• [WHAT THE TASK REQUIRES] Every line of the data must be copied exactly.

(Items from a figure collection)
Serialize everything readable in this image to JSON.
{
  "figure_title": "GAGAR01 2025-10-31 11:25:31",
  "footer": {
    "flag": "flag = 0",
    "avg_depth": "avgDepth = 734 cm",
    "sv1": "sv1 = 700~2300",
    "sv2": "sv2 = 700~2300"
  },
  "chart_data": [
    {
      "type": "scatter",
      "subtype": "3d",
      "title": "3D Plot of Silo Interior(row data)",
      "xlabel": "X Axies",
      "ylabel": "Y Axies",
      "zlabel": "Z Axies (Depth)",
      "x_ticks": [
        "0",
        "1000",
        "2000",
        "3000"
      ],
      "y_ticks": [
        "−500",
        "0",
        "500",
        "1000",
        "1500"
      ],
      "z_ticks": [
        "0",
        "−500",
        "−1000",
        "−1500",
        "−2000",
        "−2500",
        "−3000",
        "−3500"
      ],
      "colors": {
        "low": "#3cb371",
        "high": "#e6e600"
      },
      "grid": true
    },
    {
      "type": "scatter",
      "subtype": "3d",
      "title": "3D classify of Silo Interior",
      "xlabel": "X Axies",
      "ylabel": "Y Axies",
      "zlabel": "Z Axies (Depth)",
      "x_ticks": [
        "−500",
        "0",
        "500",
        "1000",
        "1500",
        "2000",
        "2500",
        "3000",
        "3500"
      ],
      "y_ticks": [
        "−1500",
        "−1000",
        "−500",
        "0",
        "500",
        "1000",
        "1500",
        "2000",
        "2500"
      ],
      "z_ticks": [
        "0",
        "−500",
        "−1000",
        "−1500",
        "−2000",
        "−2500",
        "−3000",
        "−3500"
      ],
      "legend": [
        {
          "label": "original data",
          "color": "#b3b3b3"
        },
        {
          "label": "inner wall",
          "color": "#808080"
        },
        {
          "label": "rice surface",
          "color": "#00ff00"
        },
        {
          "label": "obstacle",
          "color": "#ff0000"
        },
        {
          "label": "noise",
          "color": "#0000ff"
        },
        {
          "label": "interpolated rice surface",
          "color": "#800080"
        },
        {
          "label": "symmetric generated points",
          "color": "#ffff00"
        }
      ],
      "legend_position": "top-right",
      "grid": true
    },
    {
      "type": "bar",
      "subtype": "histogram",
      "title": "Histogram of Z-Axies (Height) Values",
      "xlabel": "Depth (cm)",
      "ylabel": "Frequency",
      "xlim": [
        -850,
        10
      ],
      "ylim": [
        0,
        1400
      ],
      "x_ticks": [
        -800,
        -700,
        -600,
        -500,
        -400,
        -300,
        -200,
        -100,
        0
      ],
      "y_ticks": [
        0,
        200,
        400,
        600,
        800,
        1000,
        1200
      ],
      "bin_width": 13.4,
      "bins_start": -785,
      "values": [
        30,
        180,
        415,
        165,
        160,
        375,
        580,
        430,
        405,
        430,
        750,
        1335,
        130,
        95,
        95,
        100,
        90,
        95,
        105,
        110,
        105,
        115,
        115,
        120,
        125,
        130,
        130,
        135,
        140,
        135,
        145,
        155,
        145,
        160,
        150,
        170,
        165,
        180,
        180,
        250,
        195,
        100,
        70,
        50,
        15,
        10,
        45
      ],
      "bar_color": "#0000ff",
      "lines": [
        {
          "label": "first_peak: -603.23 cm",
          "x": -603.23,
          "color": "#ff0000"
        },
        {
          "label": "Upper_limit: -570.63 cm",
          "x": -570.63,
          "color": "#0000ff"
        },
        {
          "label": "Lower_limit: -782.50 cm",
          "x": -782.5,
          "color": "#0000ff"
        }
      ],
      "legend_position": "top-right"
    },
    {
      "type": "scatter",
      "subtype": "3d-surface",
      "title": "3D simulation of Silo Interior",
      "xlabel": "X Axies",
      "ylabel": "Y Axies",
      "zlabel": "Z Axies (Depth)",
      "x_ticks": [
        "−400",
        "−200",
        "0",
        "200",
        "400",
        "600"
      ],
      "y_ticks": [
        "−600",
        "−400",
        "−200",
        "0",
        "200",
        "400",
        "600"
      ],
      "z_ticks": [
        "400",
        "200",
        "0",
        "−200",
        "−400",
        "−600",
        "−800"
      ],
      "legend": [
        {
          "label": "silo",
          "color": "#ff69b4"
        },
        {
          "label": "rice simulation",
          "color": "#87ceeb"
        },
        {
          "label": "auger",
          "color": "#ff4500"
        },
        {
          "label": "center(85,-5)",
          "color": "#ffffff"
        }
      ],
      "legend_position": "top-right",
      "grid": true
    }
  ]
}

• [ANSWER TO THE PROBLEM]
Serialize everything readable in this image to JSON.
{
  "figure_title": "GAGAR01 2025-10-31 11:25:31",
  "footer": {
    "flag": "flag = 0",
    "avg_depth": "avgDepth = 734 cm",
    "sv1": "sv1 = 700~2300",
    "sv2": "sv2 = 700~2300"
  },
  "chart_data": [
    {
      "type": "scatter",
      "subtype": "3d",
      "title": "3D Plot of Silo Interior(row data)",
      "xlabel": "X Axies",
      "ylabel": "Y Axies",
      "zlabel": "Z Axies (Depth)",
      "x_ticks": [
        "0",
        "1000",
        "2000",
        "3000"
      ],
      "y_ticks": [
        "−500",
        "0",
        "500",
        "1000",
        "1500"
      ],
      "z_ticks": [
        "0",
        "−500",
        "−1000",
        "−1500",
        "−2000",
        "−2500",
        "−3000",
        "−3500"
      ],
      "colors": {
        "low": "#3cb371",
        "high": "#e6e600"
      },
      "grid": true
    },
    {
      "type": "scatter",
      "subtype": "3d",
      "title": "3D classify of Silo Interior",
      "xlabel": "X Axies",
      "ylabel": "Y Axies",
      "zlabel": "Z Axies (Depth)",
      "x_ticks": [
        "−500",
        "0",
        "500",
        "1000",
        "1500",
        "2000",
        "2500",
        "3000",
        "3500"
      ],
      "y_ticks": [
        "−1500",
        "−1000",
        "−500",
        "0",
        "500",
        "1000",
        "1500",
        "2000",
        "2500"
      ],
      "z_ticks": [
        "0",
        "−500",
        "−1000",
        "−1500",
        "−2000",
        "−2500",
        "−3000",
        "−3500"
      ],
      "legend": [
        {
          "label": "original data",
          "color": "#b3b3b3"
        },
        {
          "label": "inner wall",
          "color": "#808080"
        },
        {
          "label": "rice surface",
          "color": "#00ff00"
        },
        {
          "label": "obstacle",
          "color": "#ff0000"
        },
        {
          "label": "noise",
          "color": "#0000ff"
        },
        {
          "label": "interpolated rice surface",
          "color": "#800080"
        },
        {
          "label": "symmetric generated points",
          "color": "#ffff00"
        }
      ],
      "legend_position": "top-right",
      "grid": true
    },
    {
      "type": "bar",
      "subtype": "histogram",
      "title": "Histogram of Z-Axies (Height) Values",
      "xlabel": "Depth (cm)",
      "ylabel": "Frequency",
      "xlim": [
        -850,
        10
      ],
      "ylim": [
        0,
        1400
      ],
      "x_ticks": [
        -800,
        -700,
        -600,
        -500,
        -400,
        -300,
        -200,
        -100,
        0
      ],
      "y_ticks": [
        0,
        200,
        400,
        600,
        800,
        1000,
        1200
      ],
      "bin_width": 13.4,
      "bins_start": -785,
      "values": [
        30,
        180,
        415,
        165,
        160,
        375,
        580,
        430,
        405,
        430,
        750,
        1335,
        130,
        95,
        95,
        100,
        90,
        95,
        105,
        110,
        105,
        115,
        115,
        120,
        125,
        130,
        130,
        135,
        140,
        135,
        145,
        155,
        145,
        160,
        150,
        170,
        165,
        180,
        180,
        250,
        195,
        100,
        70,
        50,
        15,
        10,
        45
      ],
      "bar_color": "#0000ff",
      "lines": [
        {
          "label": "first_peak: -603.23 cm",
          "x": -603.23,
          "color": "#ff0000"
        },
        {
          "label": "Upper_limit: -570.63 cm",
          "x": -570.63,
          "color": "#0000ff"
        },
        {
          "label": "Lower_limit: -782.50 cm",
          "x": -782.5,
          "color": "#0000ff"
        }
      ],
      "legend_position": "top-right"
    },
    {
      "type": "scatter",
      "subtype": "3d-surface",
      "title": "3D simulation of Silo Interior",
      "xlabel": "X Axies",
      "ylabel": "Y Axies",
      "zlabel": "Z Axies (Depth)",
      "x_ticks": [
        "−400",
        "−200",
        "0",
        "200",
        "400",
        "600"
      ],
      "y_ticks": [
        "−600",
        "−400",
        "−200",
        "0",
        "200",
        "400",
        "600"
      ],
      "z_ticks": [
        "400",
        "200",
        "0",
        "−200",
        "−400",
        "−600",
        "−800"
      ],
      "legend": [
        {
          "label": "silo",
          "color": "#ff69b4"
        },
        {
          "label": "rice simulation",
          "color": "#87ceeb"
        },
        {
          "label": "auger",
          "color": "#ff4500"
        },
        {
          "label": "center(85,-5)",
          "color": "#ffffff"
        }
      ],
      "legend_position": "top-right",
      "grid": true
    }
  ]
}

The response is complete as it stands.